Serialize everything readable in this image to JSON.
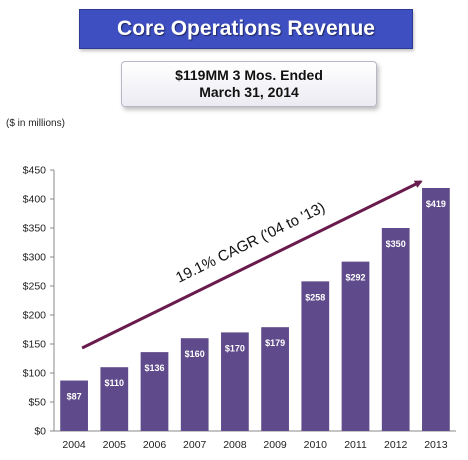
{
  "title": "Core Operations Revenue",
  "subtitle": {
    "line1": "$119MM 3 Mos. Ended",
    "line2": "March 31, 2014"
  },
  "units_label": "($ in millions)",
  "colors": {
    "bar": "#5f4b8b",
    "arrow": "#6a1b4d",
    "banner": "#3d4fc1"
  },
  "chart_data": {
    "type": "bar",
    "categories": [
      "2004",
      "2005",
      "2006",
      "2007",
      "2008",
      "2009",
      "2010",
      "2011",
      "2012",
      "2013"
    ],
    "values": [
      87,
      110,
      136,
      160,
      170,
      179,
      258,
      292,
      350,
      419
    ],
    "data_labels": [
      "$87",
      "$110",
      "$136",
      "$160",
      "$170",
      "$179",
      "$258",
      "$292",
      "$350",
      "$419"
    ],
    "ylim": [
      0,
      450
    ],
    "yticks": [
      0,
      50,
      100,
      150,
      200,
      250,
      300,
      350,
      400,
      450
    ],
    "ytick_labels": [
      "$0",
      "$50",
      "$100",
      "$150",
      "$200",
      "$250",
      "$300",
      "$350",
      "$400",
      "$450"
    ],
    "grid": false,
    "annotation": "19.1% CAGR ('04 to '13)",
    "trend_arrow": {
      "from": [
        "2004",
        150
      ],
      "to": [
        "2013",
        430
      ]
    }
  }
}
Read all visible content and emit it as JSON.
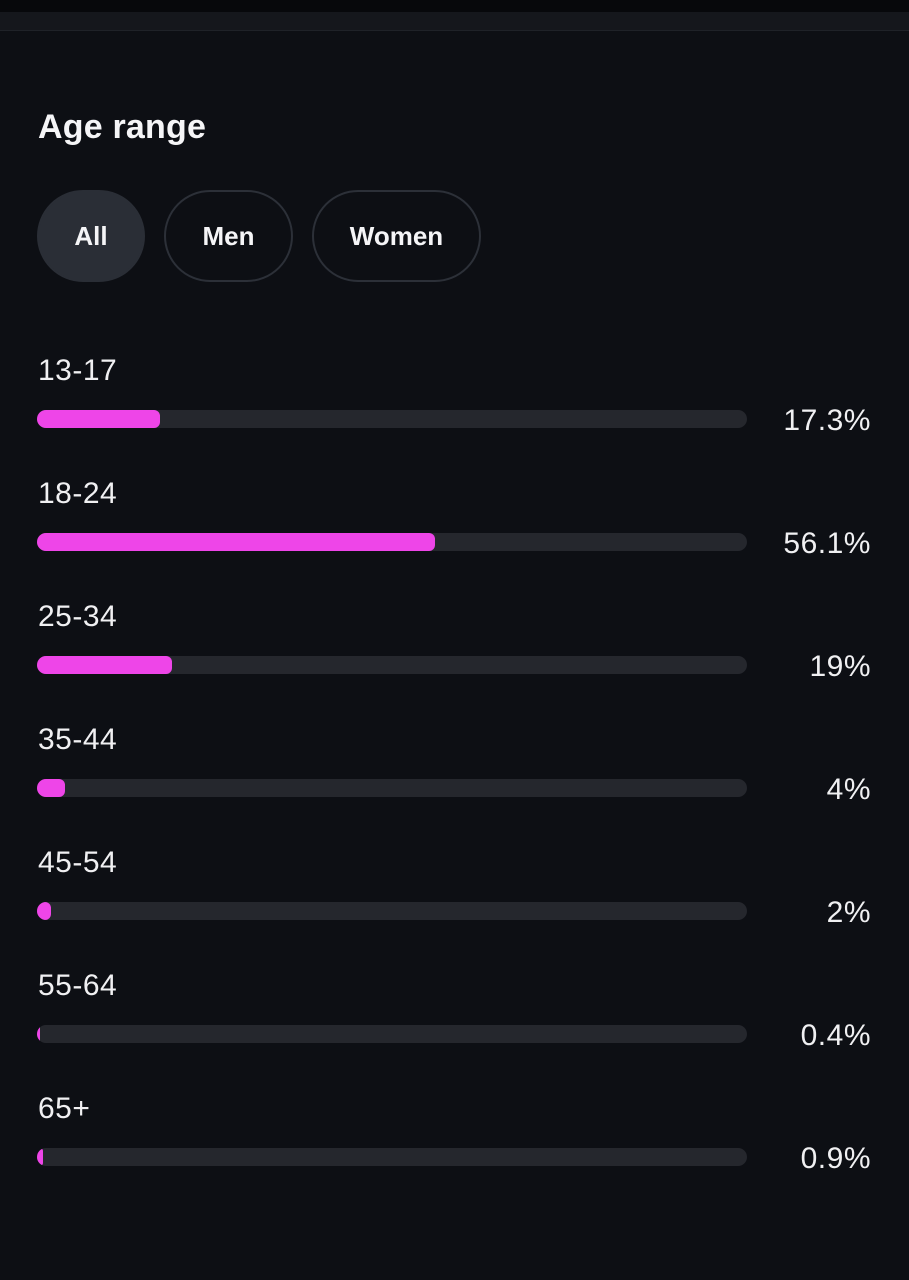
{
  "section": {
    "title": "Age range"
  },
  "filters": {
    "selected": "All",
    "options": [
      {
        "label": "All"
      },
      {
        "label": "Men"
      },
      {
        "label": "Women"
      }
    ]
  },
  "colors": {
    "bar_fill": "#ee45e8",
    "bar_track": "#25272d",
    "background": "#0d0f14",
    "chip_selected": "#2a2e36"
  },
  "age_rows": [
    {
      "label": "13-17",
      "value_text": "17.3%",
      "percent": 17.3
    },
    {
      "label": "18-24",
      "value_text": "56.1%",
      "percent": 56.1
    },
    {
      "label": "25-34",
      "value_text": "19%",
      "percent": 19
    },
    {
      "label": "35-44",
      "value_text": "4%",
      "percent": 4
    },
    {
      "label": "45-54",
      "value_text": "2%",
      "percent": 2
    },
    {
      "label": "55-64",
      "value_text": "0.4%",
      "percent": 0.4
    },
    {
      "label": "65+",
      "value_text": "0.9%",
      "percent": 0.9
    }
  ]
}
━━━
*What you are asked to do*: Lines containing the word "JSON" are to be tallied; report only the total.

*Response*: 2